**** Exercise material ****

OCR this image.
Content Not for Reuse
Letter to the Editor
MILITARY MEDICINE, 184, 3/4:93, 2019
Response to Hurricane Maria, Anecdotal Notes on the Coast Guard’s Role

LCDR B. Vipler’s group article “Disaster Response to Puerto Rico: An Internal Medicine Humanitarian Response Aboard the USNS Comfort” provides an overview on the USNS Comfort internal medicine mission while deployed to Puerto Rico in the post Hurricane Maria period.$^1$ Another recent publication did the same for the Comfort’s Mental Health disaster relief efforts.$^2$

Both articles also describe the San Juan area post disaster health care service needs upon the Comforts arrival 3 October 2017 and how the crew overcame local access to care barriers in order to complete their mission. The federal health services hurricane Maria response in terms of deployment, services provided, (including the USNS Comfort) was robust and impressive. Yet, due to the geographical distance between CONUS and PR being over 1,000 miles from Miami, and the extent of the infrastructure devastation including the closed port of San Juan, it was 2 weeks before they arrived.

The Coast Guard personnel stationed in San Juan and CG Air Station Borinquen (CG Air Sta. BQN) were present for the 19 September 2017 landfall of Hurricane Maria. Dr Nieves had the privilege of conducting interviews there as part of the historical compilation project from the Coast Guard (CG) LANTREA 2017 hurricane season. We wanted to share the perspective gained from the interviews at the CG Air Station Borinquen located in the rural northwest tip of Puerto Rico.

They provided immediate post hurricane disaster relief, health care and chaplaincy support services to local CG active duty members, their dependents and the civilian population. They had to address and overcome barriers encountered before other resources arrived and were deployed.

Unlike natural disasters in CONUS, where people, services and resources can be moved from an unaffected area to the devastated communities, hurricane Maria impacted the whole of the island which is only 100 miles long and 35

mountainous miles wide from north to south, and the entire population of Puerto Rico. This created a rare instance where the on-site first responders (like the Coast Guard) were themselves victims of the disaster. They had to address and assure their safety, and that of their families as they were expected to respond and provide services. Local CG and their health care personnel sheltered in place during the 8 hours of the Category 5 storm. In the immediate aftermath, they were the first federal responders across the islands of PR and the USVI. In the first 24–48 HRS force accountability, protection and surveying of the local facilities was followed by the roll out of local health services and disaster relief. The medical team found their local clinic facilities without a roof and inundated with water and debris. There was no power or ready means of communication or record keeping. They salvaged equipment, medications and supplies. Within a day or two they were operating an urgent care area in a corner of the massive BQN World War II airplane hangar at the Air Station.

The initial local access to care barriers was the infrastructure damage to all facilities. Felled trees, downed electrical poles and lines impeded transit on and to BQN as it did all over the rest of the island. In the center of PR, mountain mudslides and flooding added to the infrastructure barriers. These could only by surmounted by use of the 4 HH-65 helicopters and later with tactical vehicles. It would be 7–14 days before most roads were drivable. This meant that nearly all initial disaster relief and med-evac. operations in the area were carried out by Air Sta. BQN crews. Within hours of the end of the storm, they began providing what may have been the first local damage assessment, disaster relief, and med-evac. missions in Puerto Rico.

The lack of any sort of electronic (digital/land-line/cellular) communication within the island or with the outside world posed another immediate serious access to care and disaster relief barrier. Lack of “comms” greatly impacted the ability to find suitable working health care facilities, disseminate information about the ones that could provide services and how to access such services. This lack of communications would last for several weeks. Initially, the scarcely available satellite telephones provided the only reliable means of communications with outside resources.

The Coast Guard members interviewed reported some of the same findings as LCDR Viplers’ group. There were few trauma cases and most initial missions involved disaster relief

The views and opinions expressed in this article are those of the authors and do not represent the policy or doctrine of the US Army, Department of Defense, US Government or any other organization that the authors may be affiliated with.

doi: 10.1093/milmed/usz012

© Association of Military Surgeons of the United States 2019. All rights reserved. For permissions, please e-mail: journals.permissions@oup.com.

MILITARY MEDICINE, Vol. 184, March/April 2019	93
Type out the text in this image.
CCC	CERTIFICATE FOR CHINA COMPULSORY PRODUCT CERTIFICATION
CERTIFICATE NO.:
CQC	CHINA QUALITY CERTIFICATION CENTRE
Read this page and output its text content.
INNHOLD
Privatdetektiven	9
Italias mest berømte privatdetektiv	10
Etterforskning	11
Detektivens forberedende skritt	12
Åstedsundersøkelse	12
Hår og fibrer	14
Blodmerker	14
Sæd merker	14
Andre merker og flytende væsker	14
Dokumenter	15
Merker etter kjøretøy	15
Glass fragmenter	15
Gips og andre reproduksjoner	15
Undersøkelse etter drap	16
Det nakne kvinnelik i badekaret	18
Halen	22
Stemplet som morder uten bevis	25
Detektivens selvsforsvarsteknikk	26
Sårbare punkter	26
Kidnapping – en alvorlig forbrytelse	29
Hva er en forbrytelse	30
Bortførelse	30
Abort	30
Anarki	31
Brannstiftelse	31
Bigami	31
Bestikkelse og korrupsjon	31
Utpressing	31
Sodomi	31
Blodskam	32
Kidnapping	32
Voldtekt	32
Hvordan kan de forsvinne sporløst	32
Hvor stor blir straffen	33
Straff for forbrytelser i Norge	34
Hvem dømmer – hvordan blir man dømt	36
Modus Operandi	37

****

Output all of the material exactly as written.

OCR this image.
Content Not for Reuse
Letter to the Editor
MILITARY MEDICINE, 184, 3/4:93, 2019
Response to Hurricane Maria, Anecdotal Notes on the Coast Guard’s Role

LCDR B. Vipler’s group article “Disaster Response to Puerto Rico: An Internal Medicine Humanitarian Response Aboard the USNS Comfort” provides an overview on the USNS Comfort internal medicine mission while deployed to Puerto Rico in the post Hurricane Maria period.$^1$ Another recent publication did the same for the Comfort’s Mental Health disaster relief efforts.$^2$

Both articles also describe the San Juan area post disaster health care service needs upon the Comforts arrival 3 October 2017 and how the crew overcame local access to care barriers in order to complete their mission. The federal health services hurricane Maria response in terms of deployment, services provided, (including the USNS Comfort) was robust and impressive. Yet, due to the geographical distance between CONUS and PR being over 1,000 miles from Miami, and the extent of the infrastructure devastation including the closed port of San Juan, it was 2 weeks before they arrived.

The Coast Guard personnel stationed in San Juan and CG Air Station Borinquen (CG Air Sta. BQN) were present for the 19 September 2017 landfall of Hurricane Maria. Dr Nieves had the privilege of conducting interviews there as part of the historical compilation project from the Coast Guard (CG) LANTREA 2017 hurricane season. We wanted to share the perspective gained from the interviews at the CG Air Station Borinquen located in the rural northwest tip of Puerto Rico.

They provided immediate post hurricane disaster relief, health care and chaplaincy support services to local CG active duty members, their dependents and the civilian population. They had to address and overcome barriers encountered before other resources arrived and were deployed.

Unlike natural disasters in CONUS, where people, services and resources can be moved from an unaffected area to the devastated communities, hurricane Maria impacted the whole of the island which is only 100 miles long and 35

mountainous miles wide from north to south, and the entire population of Puerto Rico. This created a rare instance where the on-site first responders (like the Coast Guard) were themselves victims of the disaster. They had to address and assure their safety, and that of their families as they were expected to respond and provide services. Local CG and their health care personnel sheltered in place during the 8 hours of the Category 5 storm. In the immediate aftermath, they were the first federal responders across the islands of PR and the USVI. In the first 24–48 HRS force accountability, protection and surveying of the local facilities was followed by the roll out of local health services and disaster relief. The medical team found their local clinic facilities without a roof and inundated with water and debris. There was no power or ready means of communication or record keeping. They salvaged equipment, medications and supplies. Within a day or two they were operating an urgent care area in a corner of the massive BQN World War II airplane hangar at the Air Station.

The initial local access to care barriers was the infrastructure damage to all facilities. Felled trees, downed electrical poles and lines impeded transit on and to BQN as it did all over the rest of the island. In the center of PR, mountain mudslides and flooding added to the infrastructure barriers. These could only by surmounted by use of the 4 HH-65 helicopters and later with tactical vehicles. It would be 7–14 days before most roads were drivable. This meant that nearly all initial disaster relief and med-evac. operations in the area were carried out by Air Sta. BQN crews. Within hours of the end of the storm, they began providing what may have been the first local damage assessment, disaster relief, and med-evac. missions in Puerto Rico.

The lack of any sort of electronic (digital/land-line/cellular) communication within the island or with the outside world posed another immediate serious access to care and disaster relief barrier. Lack of “comms” greatly impacted the ability to find suitable working health care facilities, disseminate information about the ones that could provide services and how to access such services. This lack of communications would last for several weeks. Initially, the scarcely available satellite telephones provided the only reliable means of communications with outside resources.

The Coast Guard members interviewed reported some of the same findings as LCDR Viplers’ group. There were few trauma cases and most initial missions involved disaster relief

The views and opinions expressed in this article are those of the authors and do not represent the policy or doctrine of the US Army, Department of Defense, US Government or any other organization that the authors may be affiliated with.

doi: 10.1093/milmed/usz012

© Association of Military Surgeons of the United States 2019. All rights reserved. For permissions, please e-mail: journals.permissions@oup.com.

MILITARY MEDICINE, Vol. 184, March/April 2019	93
Type out the text in this image.
CCC	CERTIFICATE FOR CHINA COMPULSORY PRODUCT CERTIFICATION
CERTIFICATE NO.:
CQC	CHINA QUALITY CERTIFICATION CENTRE
Read this page and output its text content.
INNHOLD
Privatdetektiven	9
Italias mest berømte privatdetektiv	10
Etterforskning	11
Detektivens forberedende skritt	12
Åstedsundersøkelse	12
Hår og fibrer	14
Blodmerker	14
Sæd merker	14
Andre merker og flytende væsker	14
Dokumenter	15
Merker etter kjøretøy	15
Glass fragmenter	15
Gips og andre reproduksjoner	15
Undersøkelse etter drap	16
Det nakne kvinnelik i badekaret	18
Halen	22
Stemplet som morder uten bevis	25
Detektivens selvsforsvarsteknikk	26
Sårbare punkter	26
Kidnapping – en alvorlig forbrytelse	29
Hva er en forbrytelse	30
Bortførelse	30
Abort	30
Anarki	31
Brannstiftelse	31
Bigami	31
Bestikkelse og korrupsjon	31
Utpressing	31
Sodomi	31
Blodskam	32
Kidnapping	32
Voldtekt	32
Hvordan kan de forsvinne sporløst	32
Hvor stor blir straffen	33
Straff for forbrytelser i Norge	34
Hvem dømmer – hvordan blir man dømt	36
Modus Operandi	37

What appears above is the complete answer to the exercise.